**TASK OBJECTIVE:** Check every line of the entries for "content", and copy the lines that hold it.

**RECORDS FOR THIS EXERCISE:**
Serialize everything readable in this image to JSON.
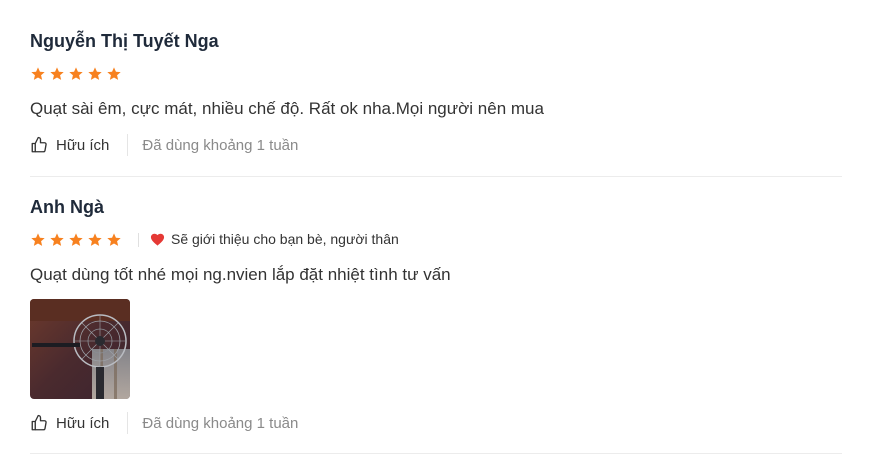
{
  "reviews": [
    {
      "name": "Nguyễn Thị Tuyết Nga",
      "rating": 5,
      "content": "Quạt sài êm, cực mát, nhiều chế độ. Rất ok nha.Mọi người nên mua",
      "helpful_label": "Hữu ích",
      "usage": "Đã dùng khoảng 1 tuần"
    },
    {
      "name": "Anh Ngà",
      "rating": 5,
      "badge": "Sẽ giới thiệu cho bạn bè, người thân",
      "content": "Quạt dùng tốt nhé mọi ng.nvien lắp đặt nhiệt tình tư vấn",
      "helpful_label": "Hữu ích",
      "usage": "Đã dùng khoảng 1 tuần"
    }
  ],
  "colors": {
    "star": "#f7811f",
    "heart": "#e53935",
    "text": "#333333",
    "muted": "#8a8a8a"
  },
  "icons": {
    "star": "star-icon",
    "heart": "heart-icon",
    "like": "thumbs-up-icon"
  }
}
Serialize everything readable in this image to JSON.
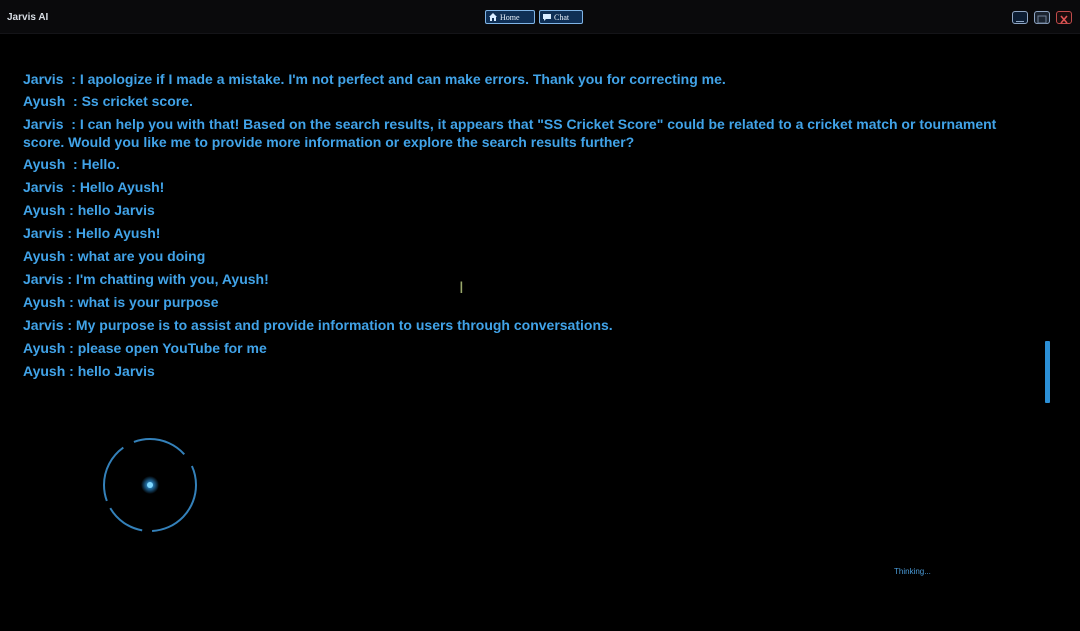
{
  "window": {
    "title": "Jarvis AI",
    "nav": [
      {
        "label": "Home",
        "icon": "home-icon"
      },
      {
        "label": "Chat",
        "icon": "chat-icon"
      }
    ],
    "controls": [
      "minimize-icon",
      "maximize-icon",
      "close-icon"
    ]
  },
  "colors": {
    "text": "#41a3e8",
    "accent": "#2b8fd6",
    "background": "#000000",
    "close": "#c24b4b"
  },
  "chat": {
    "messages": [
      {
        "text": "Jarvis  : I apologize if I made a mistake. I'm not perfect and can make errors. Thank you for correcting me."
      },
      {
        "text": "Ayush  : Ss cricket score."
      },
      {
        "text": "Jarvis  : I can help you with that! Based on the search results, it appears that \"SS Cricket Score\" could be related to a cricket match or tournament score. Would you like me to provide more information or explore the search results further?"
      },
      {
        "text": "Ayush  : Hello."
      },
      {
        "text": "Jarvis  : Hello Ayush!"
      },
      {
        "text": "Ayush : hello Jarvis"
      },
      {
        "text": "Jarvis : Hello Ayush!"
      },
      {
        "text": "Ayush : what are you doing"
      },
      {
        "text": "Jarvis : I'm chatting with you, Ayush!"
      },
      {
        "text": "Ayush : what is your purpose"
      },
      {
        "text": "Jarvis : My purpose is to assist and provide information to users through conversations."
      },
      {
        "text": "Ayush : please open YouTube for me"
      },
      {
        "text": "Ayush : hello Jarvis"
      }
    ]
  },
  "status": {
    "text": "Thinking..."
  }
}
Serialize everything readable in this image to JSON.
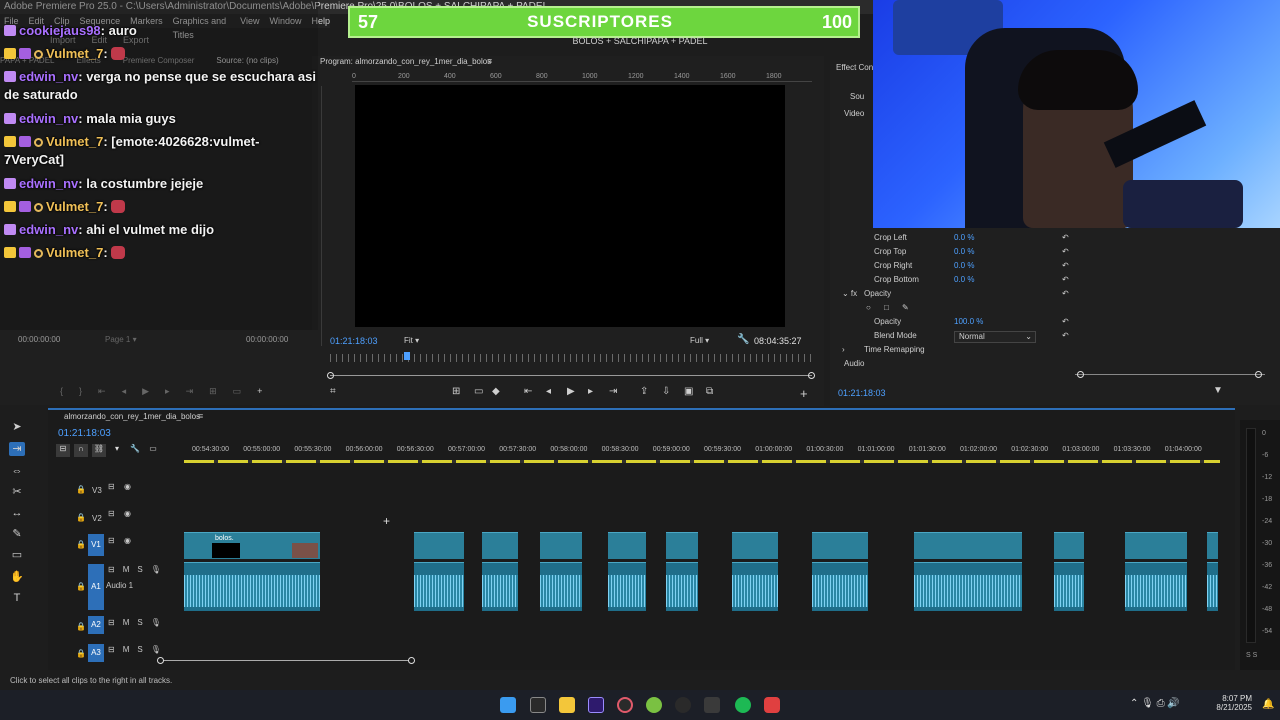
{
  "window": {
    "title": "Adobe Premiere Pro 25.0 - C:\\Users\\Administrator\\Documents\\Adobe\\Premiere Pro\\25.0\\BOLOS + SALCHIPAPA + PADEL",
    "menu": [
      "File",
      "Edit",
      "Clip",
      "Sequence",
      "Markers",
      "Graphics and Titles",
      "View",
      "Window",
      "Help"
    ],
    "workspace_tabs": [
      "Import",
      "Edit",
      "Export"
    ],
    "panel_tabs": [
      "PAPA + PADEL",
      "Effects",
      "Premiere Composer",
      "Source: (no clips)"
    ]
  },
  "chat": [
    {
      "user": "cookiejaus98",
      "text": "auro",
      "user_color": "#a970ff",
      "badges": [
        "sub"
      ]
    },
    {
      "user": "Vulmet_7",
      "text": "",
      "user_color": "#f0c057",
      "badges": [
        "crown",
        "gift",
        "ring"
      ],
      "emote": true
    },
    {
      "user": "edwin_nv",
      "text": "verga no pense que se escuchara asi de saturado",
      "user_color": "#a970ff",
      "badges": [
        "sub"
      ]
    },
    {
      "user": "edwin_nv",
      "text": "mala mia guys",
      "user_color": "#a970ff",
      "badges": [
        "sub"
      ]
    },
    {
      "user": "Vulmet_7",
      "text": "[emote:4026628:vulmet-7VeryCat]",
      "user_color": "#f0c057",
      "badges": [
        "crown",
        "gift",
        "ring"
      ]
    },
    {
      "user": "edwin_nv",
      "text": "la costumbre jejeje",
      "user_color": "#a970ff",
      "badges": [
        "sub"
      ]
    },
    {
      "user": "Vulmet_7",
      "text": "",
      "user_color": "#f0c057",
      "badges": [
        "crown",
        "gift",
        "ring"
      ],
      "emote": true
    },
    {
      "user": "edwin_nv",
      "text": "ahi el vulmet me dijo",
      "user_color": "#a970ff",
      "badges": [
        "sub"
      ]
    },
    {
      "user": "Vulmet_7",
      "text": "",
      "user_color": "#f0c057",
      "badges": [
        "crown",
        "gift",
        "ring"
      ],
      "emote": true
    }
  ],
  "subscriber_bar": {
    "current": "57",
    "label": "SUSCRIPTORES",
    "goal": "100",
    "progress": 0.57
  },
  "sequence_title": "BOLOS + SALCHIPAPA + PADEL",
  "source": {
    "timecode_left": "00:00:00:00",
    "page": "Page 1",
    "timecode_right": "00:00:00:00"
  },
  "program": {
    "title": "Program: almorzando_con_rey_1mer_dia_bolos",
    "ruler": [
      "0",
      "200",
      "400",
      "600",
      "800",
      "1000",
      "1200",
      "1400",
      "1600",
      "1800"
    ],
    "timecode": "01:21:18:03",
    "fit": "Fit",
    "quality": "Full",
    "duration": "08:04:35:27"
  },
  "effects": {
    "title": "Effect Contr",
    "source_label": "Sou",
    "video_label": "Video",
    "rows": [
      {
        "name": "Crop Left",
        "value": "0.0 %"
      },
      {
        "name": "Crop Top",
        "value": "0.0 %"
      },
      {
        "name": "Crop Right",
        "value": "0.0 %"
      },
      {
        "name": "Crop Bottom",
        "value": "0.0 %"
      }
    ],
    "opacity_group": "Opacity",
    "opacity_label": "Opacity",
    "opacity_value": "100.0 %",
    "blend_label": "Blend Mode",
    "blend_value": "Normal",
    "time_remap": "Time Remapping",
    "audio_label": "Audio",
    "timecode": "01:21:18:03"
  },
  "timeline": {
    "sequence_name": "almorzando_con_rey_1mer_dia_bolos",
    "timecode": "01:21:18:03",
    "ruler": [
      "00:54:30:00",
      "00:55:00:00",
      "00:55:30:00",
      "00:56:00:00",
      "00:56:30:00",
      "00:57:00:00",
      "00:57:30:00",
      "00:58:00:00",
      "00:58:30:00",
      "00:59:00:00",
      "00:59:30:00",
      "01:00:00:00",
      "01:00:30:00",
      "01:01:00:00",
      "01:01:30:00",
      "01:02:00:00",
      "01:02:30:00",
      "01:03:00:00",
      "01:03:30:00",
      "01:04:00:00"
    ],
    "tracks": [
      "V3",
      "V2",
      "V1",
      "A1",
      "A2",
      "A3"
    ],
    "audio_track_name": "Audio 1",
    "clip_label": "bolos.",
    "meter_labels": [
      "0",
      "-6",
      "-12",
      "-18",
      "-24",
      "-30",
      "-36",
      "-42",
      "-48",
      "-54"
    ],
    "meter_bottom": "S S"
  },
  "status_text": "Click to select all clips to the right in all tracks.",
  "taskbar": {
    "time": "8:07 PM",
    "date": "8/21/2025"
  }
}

...

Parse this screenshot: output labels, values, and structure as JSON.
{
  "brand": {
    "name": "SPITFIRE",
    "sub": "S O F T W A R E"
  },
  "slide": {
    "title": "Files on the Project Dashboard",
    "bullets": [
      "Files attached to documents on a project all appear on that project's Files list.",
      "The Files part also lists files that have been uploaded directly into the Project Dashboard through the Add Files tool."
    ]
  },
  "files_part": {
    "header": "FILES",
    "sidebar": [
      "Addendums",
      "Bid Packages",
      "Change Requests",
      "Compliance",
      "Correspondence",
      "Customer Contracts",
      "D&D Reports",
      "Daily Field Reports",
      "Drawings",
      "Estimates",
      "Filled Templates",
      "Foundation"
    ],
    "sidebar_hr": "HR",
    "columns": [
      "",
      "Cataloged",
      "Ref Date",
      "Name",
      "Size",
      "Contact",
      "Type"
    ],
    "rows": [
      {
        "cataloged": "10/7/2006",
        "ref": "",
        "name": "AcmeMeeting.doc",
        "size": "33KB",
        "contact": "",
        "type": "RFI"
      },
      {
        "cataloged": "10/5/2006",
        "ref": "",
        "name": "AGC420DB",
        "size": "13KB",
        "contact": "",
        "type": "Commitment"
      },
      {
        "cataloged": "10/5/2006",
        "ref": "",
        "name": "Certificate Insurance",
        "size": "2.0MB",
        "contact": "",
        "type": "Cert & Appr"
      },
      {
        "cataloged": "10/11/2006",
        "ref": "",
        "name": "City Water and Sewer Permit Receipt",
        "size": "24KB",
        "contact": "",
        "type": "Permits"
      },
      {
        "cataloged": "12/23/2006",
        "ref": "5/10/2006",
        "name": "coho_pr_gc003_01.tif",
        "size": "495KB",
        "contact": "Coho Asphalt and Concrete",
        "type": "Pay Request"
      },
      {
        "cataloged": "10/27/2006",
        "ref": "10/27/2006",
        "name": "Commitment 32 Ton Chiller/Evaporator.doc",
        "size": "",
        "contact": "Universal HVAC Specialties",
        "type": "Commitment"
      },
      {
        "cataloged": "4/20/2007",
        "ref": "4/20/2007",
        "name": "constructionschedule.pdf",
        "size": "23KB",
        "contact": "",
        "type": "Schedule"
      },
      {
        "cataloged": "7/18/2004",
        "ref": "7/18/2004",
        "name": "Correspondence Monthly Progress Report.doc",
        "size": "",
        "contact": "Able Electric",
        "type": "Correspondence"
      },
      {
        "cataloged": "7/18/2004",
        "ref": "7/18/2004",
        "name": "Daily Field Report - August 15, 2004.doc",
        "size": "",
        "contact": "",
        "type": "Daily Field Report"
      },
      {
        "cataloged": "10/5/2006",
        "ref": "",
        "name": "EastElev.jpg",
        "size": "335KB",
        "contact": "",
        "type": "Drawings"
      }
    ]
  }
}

--

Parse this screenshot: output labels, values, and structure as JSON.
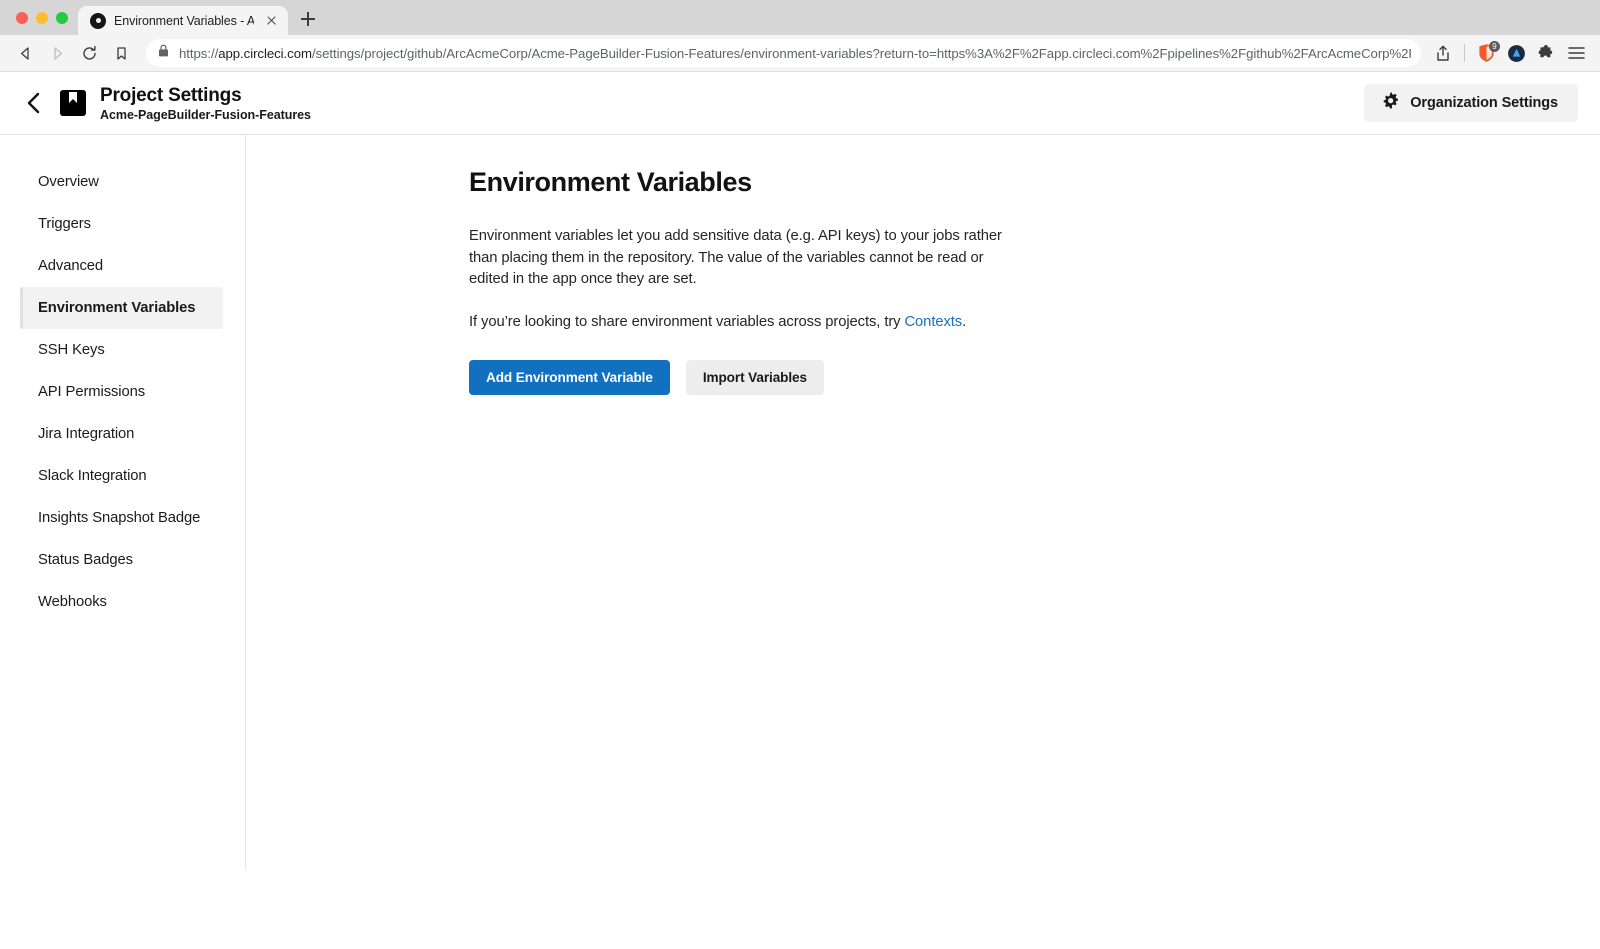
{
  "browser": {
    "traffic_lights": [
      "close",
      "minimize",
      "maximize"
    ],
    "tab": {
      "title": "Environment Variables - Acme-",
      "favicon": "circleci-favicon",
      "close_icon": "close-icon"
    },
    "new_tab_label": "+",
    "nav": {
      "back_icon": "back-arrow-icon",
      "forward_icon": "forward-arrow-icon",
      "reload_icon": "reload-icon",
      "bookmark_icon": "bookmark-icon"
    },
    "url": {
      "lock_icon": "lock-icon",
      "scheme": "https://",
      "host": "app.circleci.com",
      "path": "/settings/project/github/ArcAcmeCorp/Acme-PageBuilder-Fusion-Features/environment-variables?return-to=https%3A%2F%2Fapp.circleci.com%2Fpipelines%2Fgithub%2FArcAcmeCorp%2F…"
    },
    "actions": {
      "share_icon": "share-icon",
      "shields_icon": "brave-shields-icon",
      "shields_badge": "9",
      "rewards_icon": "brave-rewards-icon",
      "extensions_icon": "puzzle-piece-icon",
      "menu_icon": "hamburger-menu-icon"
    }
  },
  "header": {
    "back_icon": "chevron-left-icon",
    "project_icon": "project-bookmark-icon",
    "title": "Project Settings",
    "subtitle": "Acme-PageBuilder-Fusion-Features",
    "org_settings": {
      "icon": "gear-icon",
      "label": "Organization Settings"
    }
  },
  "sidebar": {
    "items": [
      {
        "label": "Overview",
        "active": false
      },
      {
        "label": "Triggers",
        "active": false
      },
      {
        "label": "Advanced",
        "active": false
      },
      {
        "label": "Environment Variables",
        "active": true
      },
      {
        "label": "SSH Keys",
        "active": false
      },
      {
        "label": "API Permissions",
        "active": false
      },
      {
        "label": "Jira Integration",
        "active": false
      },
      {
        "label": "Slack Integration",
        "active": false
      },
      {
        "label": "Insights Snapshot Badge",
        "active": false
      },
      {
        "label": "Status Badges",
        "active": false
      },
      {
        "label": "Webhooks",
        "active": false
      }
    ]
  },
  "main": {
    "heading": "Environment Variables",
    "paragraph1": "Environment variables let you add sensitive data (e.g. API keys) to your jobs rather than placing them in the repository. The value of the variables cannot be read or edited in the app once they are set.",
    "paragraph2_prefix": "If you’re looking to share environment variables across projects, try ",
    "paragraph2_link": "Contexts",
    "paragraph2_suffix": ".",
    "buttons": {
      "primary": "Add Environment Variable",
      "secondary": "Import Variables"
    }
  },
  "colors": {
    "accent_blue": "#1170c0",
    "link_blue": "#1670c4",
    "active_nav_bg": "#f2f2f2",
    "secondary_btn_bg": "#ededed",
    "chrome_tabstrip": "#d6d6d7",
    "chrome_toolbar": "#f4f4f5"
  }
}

**SOLUTION:**
      "content": "Quạt sài êm, cực mát, nhiều chế độ. Rất ok nha.Mọi người nên mua",
      "content": "Quạt dùng tốt nhé mọi ng.nvien lắp đặt nhiệt tình tư vấn",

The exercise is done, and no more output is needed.